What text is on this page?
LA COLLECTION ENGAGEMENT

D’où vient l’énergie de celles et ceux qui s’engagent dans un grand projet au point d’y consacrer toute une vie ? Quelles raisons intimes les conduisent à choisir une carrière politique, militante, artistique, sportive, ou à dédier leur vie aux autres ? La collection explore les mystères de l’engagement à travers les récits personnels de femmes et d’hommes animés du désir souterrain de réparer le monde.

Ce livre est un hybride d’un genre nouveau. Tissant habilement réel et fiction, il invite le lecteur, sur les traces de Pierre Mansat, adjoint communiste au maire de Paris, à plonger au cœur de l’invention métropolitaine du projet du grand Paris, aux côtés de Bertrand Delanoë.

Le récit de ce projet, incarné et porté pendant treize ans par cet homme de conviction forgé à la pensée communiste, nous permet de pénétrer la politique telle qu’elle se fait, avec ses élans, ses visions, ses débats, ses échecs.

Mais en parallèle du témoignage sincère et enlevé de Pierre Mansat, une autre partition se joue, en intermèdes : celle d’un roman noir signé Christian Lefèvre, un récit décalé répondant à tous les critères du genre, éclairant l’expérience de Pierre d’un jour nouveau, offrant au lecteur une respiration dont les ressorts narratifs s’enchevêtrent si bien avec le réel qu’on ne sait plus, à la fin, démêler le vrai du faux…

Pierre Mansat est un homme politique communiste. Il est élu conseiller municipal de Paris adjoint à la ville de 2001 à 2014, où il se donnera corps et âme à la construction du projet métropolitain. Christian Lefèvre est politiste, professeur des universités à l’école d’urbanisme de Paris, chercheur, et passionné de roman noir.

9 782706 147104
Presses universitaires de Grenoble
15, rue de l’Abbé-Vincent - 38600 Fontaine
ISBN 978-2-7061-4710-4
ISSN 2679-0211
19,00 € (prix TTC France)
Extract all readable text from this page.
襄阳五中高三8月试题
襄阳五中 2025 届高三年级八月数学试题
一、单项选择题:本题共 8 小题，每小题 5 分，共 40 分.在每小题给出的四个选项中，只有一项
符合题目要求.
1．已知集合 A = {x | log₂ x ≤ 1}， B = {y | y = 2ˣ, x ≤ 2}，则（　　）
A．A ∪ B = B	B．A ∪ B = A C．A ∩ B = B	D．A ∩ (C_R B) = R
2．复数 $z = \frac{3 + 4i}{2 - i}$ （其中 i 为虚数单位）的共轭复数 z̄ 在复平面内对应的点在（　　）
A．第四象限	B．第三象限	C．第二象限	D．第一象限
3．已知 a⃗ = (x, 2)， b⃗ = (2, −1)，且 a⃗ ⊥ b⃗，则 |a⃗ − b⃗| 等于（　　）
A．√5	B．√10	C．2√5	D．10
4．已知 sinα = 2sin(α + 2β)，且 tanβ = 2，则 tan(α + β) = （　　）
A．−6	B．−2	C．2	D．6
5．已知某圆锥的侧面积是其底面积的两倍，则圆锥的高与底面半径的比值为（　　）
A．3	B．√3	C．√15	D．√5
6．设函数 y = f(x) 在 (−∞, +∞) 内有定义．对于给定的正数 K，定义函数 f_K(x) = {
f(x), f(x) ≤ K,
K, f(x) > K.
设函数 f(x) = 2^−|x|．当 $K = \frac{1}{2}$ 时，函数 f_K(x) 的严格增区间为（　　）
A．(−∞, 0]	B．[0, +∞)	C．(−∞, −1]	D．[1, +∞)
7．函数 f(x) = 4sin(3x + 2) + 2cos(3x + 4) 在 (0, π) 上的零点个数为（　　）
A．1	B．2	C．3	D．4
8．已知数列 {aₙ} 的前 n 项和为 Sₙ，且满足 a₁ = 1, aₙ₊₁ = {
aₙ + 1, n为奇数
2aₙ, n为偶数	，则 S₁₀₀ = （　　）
■ ■ ■
*Task requirements*: Your task is to repeat the data exactly; please include every line.

*Result of the exercise*:
What text is on this page?
LA COLLECTION ENGAGEMENT

D’où vient l’énergie de celles et ceux qui s’engagent dans un grand projet au point d’y consacrer toute une vie ? Quelles raisons intimes les conduisent à choisir une carrière politique, militante, artistique, sportive, ou à dédier leur vie aux autres ? La collection explore les mystères de l’engagement à travers les récits personnels de femmes et d’hommes animés du désir souterrain de réparer le monde.

Ce livre est un hybride d’un genre nouveau. Tissant habilement réel et fiction, il invite le lecteur, sur les traces de Pierre Mansat, adjoint communiste au maire de Paris, à plonger au cœur de l’invention métropolitaine du projet du grand Paris, aux côtés de Bertrand Delanoë.

Le récit de ce projet, incarné et porté pendant treize ans par cet homme de conviction forgé à la pensée communiste, nous permet de pénétrer la politique telle qu’elle se fait, avec ses élans, ses visions, ses débats, ses échecs.

Mais en parallèle du témoignage sincère et enlevé de Pierre Mansat, une autre partition se joue, en intermèdes : celle d’un roman noir signé Christian Lefèvre, un récit décalé répondant à tous les critères du genre, éclairant l’expérience de Pierre d’un jour nouveau, offrant au lecteur une respiration dont les ressorts narratifs s’enchevêtrent si bien avec le réel qu’on ne sait plus, à la fin, démêler le vrai du faux…

Pierre Mansat est un homme politique communiste. Il est élu conseiller municipal de Paris adjoint à la ville de 2001 à 2014, où il se donnera corps et âme à la construction du projet métropolitain. Christian Lefèvre est politiste, professeur des universités à l’école d’urbanisme de Paris, chercheur, et passionné de roman noir.

9 782706 147104
Presses universitaires de Grenoble
15, rue de l’Abbé-Vincent - 38600 Fontaine
ISBN 978-2-7061-4710-4
ISSN 2679-0211
19,00 € (prix TTC France)
Extract all readable text from this page.
襄阳五中高三8月试题
襄阳五中 2025 届高三年级八月数学试题
一、单项选择题:本题共 8 小题，每小题 5 分，共 40 分.在每小题给出的四个选项中，只有一项
符合题目要求.
1．已知集合 A = {x | log₂ x ≤ 1}， B = {y | y = 2ˣ, x ≤ 2}，则（　　）
A．A ∪ B = B	B．A ∪ B = A C．A ∩ B = B	D．A ∩ (C_R B) = R
2．复数 $z = \frac{3 + 4i}{2 - i}$ （其中 i 为虚数单位）的共轭复数 z̄ 在复平面内对应的点在（　　）
A．第四象限	B．第三象限	C．第二象限	D．第一象限
3．已知 a⃗ = (x, 2)， b⃗ = (2, −1)，且 a⃗ ⊥ b⃗，则 |a⃗ − b⃗| 等于（　　）
A．√5	B．√10	C．2√5	D．10
4．已知 sinα = 2sin(α + 2β)，且 tanβ = 2，则 tan(α + β) = （　　）
A．−6	B．−2	C．2	D．6
5．已知某圆锥的侧面积是其底面积的两倍，则圆锥的高与底面半径的比值为（　　）
A．3	B．√3	C．√15	D．√5
6．设函数 y = f(x) 在 (−∞, +∞) 内有定义．对于给定的正数 K，定义函数 f_K(x) = {
f(x), f(x) ≤ K,
K, f(x) > K.
设函数 f(x) = 2^−|x|．当 $K = \frac{1}{2}$ 时，函数 f_K(x) 的严格增区间为（　　）
A．(−∞, 0]	B．[0, +∞)	C．(−∞, −1]	D．[1, +∞)
7．函数 f(x) = 4sin(3x + 2) + 2cos(3x + 4) 在 (0, π) 上的零点个数为（　　）
A．1	B．2	C．3	D．4
8．已知数列 {aₙ} 的前 n 项和为 Sₙ，且满足 a₁ = 1, aₙ₊₁ = {
aₙ + 1, n为奇数
2aₙ, n为偶数	，则 S₁₀₀ = （　　）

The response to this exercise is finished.